Exercise brief: Search the data for the word "name" and copy every line that contains it.

Task data:
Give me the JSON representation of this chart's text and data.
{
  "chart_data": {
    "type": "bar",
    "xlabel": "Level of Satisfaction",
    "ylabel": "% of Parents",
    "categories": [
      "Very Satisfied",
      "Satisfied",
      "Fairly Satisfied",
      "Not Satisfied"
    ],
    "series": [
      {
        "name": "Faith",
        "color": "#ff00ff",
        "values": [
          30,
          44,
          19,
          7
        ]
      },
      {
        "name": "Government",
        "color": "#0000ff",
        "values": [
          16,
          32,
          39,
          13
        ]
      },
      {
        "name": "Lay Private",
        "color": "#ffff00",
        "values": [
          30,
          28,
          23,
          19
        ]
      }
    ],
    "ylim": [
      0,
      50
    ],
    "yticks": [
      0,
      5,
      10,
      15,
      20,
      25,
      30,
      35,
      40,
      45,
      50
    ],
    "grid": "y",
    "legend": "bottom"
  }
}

Solution for this exercise:
        "name": "Faith",
        "name": "Government",
        "name": "Lay Private",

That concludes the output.